AIM OF THE TASK — Copy out all the lines in the records that include the word "Worker".
[start DATA ENTRIES]
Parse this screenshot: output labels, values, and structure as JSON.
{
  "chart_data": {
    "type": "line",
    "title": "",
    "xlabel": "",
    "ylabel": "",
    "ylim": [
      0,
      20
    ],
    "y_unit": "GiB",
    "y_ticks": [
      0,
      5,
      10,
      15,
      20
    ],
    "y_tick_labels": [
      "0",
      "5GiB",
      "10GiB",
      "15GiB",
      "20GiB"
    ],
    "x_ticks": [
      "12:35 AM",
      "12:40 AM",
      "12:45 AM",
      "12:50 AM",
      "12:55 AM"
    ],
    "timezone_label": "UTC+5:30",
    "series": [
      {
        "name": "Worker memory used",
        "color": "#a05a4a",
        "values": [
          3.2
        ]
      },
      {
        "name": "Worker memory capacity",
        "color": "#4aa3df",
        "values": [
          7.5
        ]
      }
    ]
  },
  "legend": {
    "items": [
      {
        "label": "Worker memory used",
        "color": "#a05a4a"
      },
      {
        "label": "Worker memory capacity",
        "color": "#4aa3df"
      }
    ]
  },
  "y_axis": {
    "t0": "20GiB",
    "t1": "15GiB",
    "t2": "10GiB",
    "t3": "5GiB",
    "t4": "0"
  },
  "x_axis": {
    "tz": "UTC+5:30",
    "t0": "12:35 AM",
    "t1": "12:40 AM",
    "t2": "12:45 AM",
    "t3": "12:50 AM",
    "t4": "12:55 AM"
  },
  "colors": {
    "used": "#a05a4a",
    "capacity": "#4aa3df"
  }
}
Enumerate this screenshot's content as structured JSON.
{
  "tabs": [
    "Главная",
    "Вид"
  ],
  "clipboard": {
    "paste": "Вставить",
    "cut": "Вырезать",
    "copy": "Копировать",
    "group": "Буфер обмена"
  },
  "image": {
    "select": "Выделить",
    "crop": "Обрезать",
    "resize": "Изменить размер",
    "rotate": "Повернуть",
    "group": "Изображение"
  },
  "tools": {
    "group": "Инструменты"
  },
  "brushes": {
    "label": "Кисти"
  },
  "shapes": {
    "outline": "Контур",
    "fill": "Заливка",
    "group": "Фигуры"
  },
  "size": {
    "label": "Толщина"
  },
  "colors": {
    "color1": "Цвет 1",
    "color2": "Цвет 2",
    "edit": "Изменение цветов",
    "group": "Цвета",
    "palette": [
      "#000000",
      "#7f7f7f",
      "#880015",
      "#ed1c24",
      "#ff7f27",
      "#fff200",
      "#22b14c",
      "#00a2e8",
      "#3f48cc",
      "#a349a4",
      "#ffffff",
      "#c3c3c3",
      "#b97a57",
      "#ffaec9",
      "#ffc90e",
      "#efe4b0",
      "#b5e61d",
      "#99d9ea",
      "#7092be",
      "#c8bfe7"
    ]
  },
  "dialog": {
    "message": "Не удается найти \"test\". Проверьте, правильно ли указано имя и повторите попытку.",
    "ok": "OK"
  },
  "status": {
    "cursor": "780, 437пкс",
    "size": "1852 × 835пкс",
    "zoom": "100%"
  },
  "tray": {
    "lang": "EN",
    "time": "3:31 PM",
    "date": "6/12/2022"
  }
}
[end DATA ENTRIES]
REPLY —
        "name": "Worker memory used",
        "name": "Worker memory capacity",
        "label": "Worker memory used",
        "label": "Worker memory capacity",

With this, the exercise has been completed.